[Directions for this task]: Copy every line of the data exactly, leaving nothing out.

'''

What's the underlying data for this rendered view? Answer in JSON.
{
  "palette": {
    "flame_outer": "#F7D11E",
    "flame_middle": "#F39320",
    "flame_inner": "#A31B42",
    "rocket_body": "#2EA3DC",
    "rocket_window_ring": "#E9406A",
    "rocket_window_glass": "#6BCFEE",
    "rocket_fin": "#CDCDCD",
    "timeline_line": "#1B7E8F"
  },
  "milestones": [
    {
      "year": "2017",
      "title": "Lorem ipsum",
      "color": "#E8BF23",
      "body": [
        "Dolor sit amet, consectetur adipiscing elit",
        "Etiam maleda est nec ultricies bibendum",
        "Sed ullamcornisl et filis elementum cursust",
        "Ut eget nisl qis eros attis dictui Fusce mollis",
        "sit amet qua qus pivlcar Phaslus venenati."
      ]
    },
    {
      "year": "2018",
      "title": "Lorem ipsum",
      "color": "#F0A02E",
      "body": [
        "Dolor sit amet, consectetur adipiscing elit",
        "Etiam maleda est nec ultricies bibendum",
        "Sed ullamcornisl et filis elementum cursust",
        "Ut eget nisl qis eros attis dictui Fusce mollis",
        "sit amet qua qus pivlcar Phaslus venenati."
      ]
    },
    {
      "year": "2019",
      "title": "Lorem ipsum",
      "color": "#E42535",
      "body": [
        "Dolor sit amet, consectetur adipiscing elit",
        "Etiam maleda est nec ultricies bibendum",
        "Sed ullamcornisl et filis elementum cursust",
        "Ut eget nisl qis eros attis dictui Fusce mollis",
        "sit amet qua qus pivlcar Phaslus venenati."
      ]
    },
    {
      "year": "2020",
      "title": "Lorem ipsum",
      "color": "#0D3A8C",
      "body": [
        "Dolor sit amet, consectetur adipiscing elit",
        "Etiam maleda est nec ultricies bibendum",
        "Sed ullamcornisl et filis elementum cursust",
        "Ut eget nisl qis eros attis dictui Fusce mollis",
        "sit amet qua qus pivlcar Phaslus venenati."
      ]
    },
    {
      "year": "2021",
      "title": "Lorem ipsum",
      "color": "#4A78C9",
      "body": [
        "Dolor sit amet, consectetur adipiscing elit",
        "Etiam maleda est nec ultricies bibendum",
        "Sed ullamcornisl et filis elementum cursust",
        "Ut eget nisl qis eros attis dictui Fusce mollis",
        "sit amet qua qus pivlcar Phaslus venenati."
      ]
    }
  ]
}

'''

[Reply to the task]:
What's the underlying data for this rendered view? Answer in JSON.
{
  "palette": {
    "flame_outer": "#F7D11E",
    "flame_middle": "#F39320",
    "flame_inner": "#A31B42",
    "rocket_body": "#2EA3DC",
    "rocket_window_ring": "#E9406A",
    "rocket_window_glass": "#6BCFEE",
    "rocket_fin": "#CDCDCD",
    "timeline_line": "#1B7E8F"
  },
  "milestones": [
    {
      "year": "2017",
      "title": "Lorem ipsum",
      "color": "#E8BF23",
      "body": [
        "Dolor sit amet, consectetur adipiscing elit",
        "Etiam maleda est nec ultricies bibendum",
        "Sed ullamcornisl et filis elementum cursust",
        "Ut eget nisl qis eros attis dictui Fusce mollis",
        "sit amet qua qus pivlcar Phaslus venenati."
      ]
    },
    {
      "year": "2018",
      "title": "Lorem ipsum",
      "color": "#F0A02E",
      "body": [
        "Dolor sit amet, consectetur adipiscing elit",
        "Etiam maleda est nec ultricies bibendum",
        "Sed ullamcornisl et filis elementum cursust",
        "Ut eget nisl qis eros attis dictui Fusce mollis",
        "sit amet qua qus pivlcar Phaslus venenati."
      ]
    },
    {
      "year": "2019",
      "title": "Lorem ipsum",
      "color": "#E42535",
      "body": [
        "Dolor sit amet, consectetur adipiscing elit",
        "Etiam maleda est nec ultricies bibendum",
        "Sed ullamcornisl et filis elementum cursust",
        "Ut eget nisl qis eros attis dictui Fusce mollis",
        "sit amet qua qus pivlcar Phaslus venenati."
      ]
    },
    {
      "year": "2020",
      "title": "Lorem ipsum",
      "color": "#0D3A8C",
      "body": [
        "Dolor sit amet, consectetur adipiscing elit",
        "Etiam maleda est nec ultricies bibendum",
        "Sed ullamcornisl et filis elementum cursust",
        "Ut eget nisl qis eros attis dictui Fusce mollis",
        "sit amet qua qus pivlcar Phaslus venenati."
      ]
    },
    {
      "year": "2021",
      "title": "Lorem ipsum",
      "color": "#4A78C9",
      "body": [
        "Dolor sit amet, consectetur adipiscing elit",
        "Etiam maleda est nec ultricies bibendum",
        "Sed ullamcornisl et filis elementum cursust",
        "Ut eget nisl qis eros attis dictui Fusce mollis",
        "sit amet qua qus pivlcar Phaslus venenati."
      ]
    }
  ]
}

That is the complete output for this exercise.